§ **WHAT YOU NEED TO DO**
Extract the listing in its entirety, keeping each line identical to the original.

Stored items
==*==

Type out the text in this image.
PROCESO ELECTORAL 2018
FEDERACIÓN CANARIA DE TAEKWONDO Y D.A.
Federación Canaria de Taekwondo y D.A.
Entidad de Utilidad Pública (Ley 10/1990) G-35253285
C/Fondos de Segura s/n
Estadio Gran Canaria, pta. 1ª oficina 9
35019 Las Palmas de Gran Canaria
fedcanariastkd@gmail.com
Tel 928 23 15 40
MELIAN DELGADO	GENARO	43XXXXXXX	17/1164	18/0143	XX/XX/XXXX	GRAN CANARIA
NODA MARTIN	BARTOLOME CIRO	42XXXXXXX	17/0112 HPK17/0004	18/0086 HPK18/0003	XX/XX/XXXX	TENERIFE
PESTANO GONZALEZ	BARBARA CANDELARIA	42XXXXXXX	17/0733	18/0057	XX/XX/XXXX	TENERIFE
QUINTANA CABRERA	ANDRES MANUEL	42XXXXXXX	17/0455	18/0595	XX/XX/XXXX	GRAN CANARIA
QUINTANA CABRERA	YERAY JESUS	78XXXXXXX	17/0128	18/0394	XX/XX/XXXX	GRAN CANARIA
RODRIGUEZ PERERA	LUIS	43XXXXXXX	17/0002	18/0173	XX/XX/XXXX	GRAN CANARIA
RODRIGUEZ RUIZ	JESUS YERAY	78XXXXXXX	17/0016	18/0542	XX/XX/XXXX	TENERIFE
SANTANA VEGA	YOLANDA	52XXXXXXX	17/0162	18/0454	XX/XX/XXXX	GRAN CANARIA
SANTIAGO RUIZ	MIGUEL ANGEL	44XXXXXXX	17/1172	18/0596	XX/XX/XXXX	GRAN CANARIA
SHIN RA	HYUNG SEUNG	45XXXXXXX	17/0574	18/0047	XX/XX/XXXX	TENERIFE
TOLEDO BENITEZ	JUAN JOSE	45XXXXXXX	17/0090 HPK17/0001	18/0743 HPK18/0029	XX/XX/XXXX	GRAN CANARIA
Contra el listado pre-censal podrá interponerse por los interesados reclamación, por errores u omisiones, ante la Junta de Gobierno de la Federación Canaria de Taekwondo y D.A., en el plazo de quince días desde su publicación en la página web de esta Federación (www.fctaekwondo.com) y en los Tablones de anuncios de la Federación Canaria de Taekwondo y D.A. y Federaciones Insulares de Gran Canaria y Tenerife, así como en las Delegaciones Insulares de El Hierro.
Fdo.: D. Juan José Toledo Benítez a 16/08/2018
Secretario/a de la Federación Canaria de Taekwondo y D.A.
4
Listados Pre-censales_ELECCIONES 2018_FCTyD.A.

==*==

§ **TASK RESULT**
Type out the text in this image.
PROCESO ELECTORAL 2018
FEDERACIÓN CANARIA DE TAEKWONDO Y D.A.
Federación Canaria de Taekwondo y D.A.
Entidad de Utilidad Pública (Ley 10/1990) G-35253285
C/Fondos de Segura s/n
Estadio Gran Canaria, pta. 1ª oficina 9
35019 Las Palmas de Gran Canaria
fedcanariastkd@gmail.com
Tel 928 23 15 40
MELIAN DELGADO	GENARO	43XXXXXXX	17/1164	18/0143	XX/XX/XXXX	GRAN CANARIA
NODA MARTIN	BARTOLOME CIRO	42XXXXXXX	17/0112 HPK17/0004	18/0086 HPK18/0003	XX/XX/XXXX	TENERIFE
PESTANO GONZALEZ	BARBARA CANDELARIA	42XXXXXXX	17/0733	18/0057	XX/XX/XXXX	TENERIFE
QUINTANA CABRERA	ANDRES MANUEL	42XXXXXXX	17/0455	18/0595	XX/XX/XXXX	GRAN CANARIA
QUINTANA CABRERA	YERAY JESUS	78XXXXXXX	17/0128	18/0394	XX/XX/XXXX	GRAN CANARIA
RODRIGUEZ PERERA	LUIS	43XXXXXXX	17/0002	18/0173	XX/XX/XXXX	GRAN CANARIA
RODRIGUEZ RUIZ	JESUS YERAY	78XXXXXXX	17/0016	18/0542	XX/XX/XXXX	TENERIFE
SANTANA VEGA	YOLANDA	52XXXXXXX	17/0162	18/0454	XX/XX/XXXX	GRAN CANARIA
SANTIAGO RUIZ	MIGUEL ANGEL	44XXXXXXX	17/1172	18/0596	XX/XX/XXXX	GRAN CANARIA
SHIN RA	HYUNG SEUNG	45XXXXXXX	17/0574	18/0047	XX/XX/XXXX	TENERIFE
TOLEDO BENITEZ	JUAN JOSE	45XXXXXXX	17/0090 HPK17/0001	18/0743 HPK18/0029	XX/XX/XXXX	GRAN CANARIA
Contra el listado pre-censal podrá interponerse por los interesados reclamación, por errores u omisiones, ante la Junta de Gobierno de la Federación Canaria de Taekwondo y D.A., en el plazo de quince días desde su publicación en la página web de esta Federación (www.fctaekwondo.com) y en los Tablones de anuncios de la Federación Canaria de Taekwondo y D.A. y Federaciones Insulares de Gran Canaria y Tenerife, así como en las Delegaciones Insulares de El Hierro.
Fdo.: D. Juan José Toledo Benítez a 16/08/2018
Secretario/a de la Federación Canaria de Taekwondo y D.A.
4
Listados Pre-censales_ELECCIONES 2018_FCTyD.A.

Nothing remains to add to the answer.